**Written request:**
Write out every entry, unchanged. Skip any picture.

__________

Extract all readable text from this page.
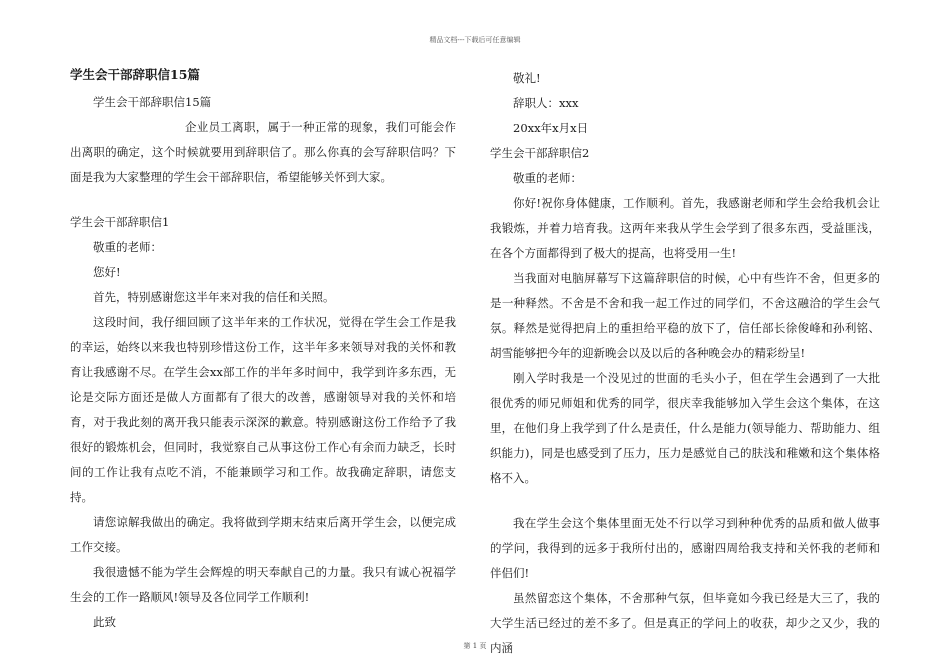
精品文档---下载后可任意编辑
学生会干部辞职信15篇

学生会干部辞职信15篇

企业员工离职，属于一种正常的现象，我们可能会作出离职的确定，这个时候就要用到辞职信了。那么你真的会写辞职信吗？下面是我为大家整理的学生会干部辞职信，希望能够关怀到大家。

学生会干部辞职信1

敬重的老师：

您好!

首先，特别感谢您这半年来对我的信任和关照。

这段时间，我仔细回顾了这半年来的工作状况，觉得在学生会工作是我的幸运，始终以来我也特别珍惜这份工作，这半年多来领导对我的关怀和教育让我感谢不尽。在学生会xx部工作的半年多时间中，我学到许多东西，无论是交际方面还是做人方面都有了很大的改善，感谢领导对我的关怀和培育，对于我此刻的离开我只能表示深深的歉意。特别感谢这份工作给予了我很好的锻炼机会，但同时，我觉察自己从事这份工作心有余而力缺乏，长时间的工作让我有点吃不消，不能兼顾学习和工作。故我确定辞职，请您支持。

请您谅解我做出的确定。我将做到学期末结束后离开学生会，以便完成工作交接。

我很遗憾不能为学生会辉煌的明天奉献自己的力量。我只有诚心祝福学生会的工作一路顺风!领导及各位同学工作顺利!

此致

敬礼!

辞职人：xxx

20xx年x月x日

学生会干部辞职信2

敬重的老师：

你好!祝你身体健康，工作顺利。首先，我感谢老师和学生会给我机会让我锻炼，并着力培育我。这两年来我从学生会学到了很多东西，受益匪浅，在各个方面都得到了极大的提高，也将受用一生!

当我面对电脑屏幕写下这篇辞职信的时候，心中有些许不舍，但更多的是一种释然。不舍是不舍和我一起工作过的同学们，不舍这融洽的学生会气氛。释然是觉得把肩上的重担给平稳的放下了，信任部长徐俊峰和孙利铭、胡雪能够把今年的迎新晚会以及以后的各种晚会办的精彩纷呈!

刚入学时我是一个没见过的世面的毛头小子，但在学生会遇到了一大批很优秀的师兄师姐和优秀的同学，很庆幸我能够加入学生会这个集体，在这里，在他们身上我学到了什么是责任，什么是能力(领导能力、帮助能力、组织能力)，同是也感受到了压力，压力是感觉自己的肤浅和稚嫩和这个集体格格不入。

我在学生会这个集体里面无处不行以学习到种种优秀的品质和做人做事的学问，我得到的远多于我所付出的，感谢四周给我支持和关怀我的老师和伴侣们!

虽然留恋这个集体，不舍那种气氛，但毕竟如今我已经是大三了，我的大学生活已经过的差不多了。但是真正的学问上的收获，却少之又少，我的内涵

第 1 页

__________

**Task solution:**
Extract all readable text from this page.
精品文档---下载后可任意编辑
学生会干部辞职信15篇

学生会干部辞职信15篇

企业员工离职，属于一种正常的现象，我们可能会作出离职的确定，这个时候就要用到辞职信了。那么你真的会写辞职信吗？下面是我为大家整理的学生会干部辞职信，希望能够关怀到大家。

学生会干部辞职信1

敬重的老师：

您好!

首先，特别感谢您这半年来对我的信任和关照。

这段时间，我仔细回顾了这半年来的工作状况，觉得在学生会工作是我的幸运，始终以来我也特别珍惜这份工作，这半年多来领导对我的关怀和教育让我感谢不尽。在学生会xx部工作的半年多时间中，我学到许多东西，无论是交际方面还是做人方面都有了很大的改善，感谢领导对我的关怀和培育，对于我此刻的离开我只能表示深深的歉意。特别感谢这份工作给予了我很好的锻炼机会，但同时，我觉察自己从事这份工作心有余而力缺乏，长时间的工作让我有点吃不消，不能兼顾学习和工作。故我确定辞职，请您支持。

请您谅解我做出的确定。我将做到学期末结束后离开学生会，以便完成工作交接。

我很遗憾不能为学生会辉煌的明天奉献自己的力量。我只有诚心祝福学生会的工作一路顺风!领导及各位同学工作顺利!

此致

敬礼!

辞职人：xxx

20xx年x月x日

学生会干部辞职信2

敬重的老师：

你好!祝你身体健康，工作顺利。首先，我感谢老师和学生会给我机会让我锻炼，并着力培育我。这两年来我从学生会学到了很多东西，受益匪浅，在各个方面都得到了极大的提高，也将受用一生!

当我面对电脑屏幕写下这篇辞职信的时候，心中有些许不舍，但更多的是一种释然。不舍是不舍和我一起工作过的同学们，不舍这融洽的学生会气氛。释然是觉得把肩上的重担给平稳的放下了，信任部长徐俊峰和孙利铭、胡雪能够把今年的迎新晚会以及以后的各种晚会办的精彩纷呈!

刚入学时我是一个没见过的世面的毛头小子，但在学生会遇到了一大批很优秀的师兄师姐和优秀的同学，很庆幸我能够加入学生会这个集体，在这里，在他们身上我学到了什么是责任，什么是能力(领导能力、帮助能力、组织能力)，同是也感受到了压力，压力是感觉自己的肤浅和稚嫩和这个集体格格不入。

我在学生会这个集体里面无处不行以学习到种种优秀的品质和做人做事的学问，我得到的远多于我所付出的，感谢四周给我支持和关怀我的老师和伴侣们!

虽然留恋这个集体，不舍那种气氛，但毕竟如今我已经是大三了，我的大学生活已经过的差不多了。但是真正的学问上的收获，却少之又少，我的内涵

第 1 页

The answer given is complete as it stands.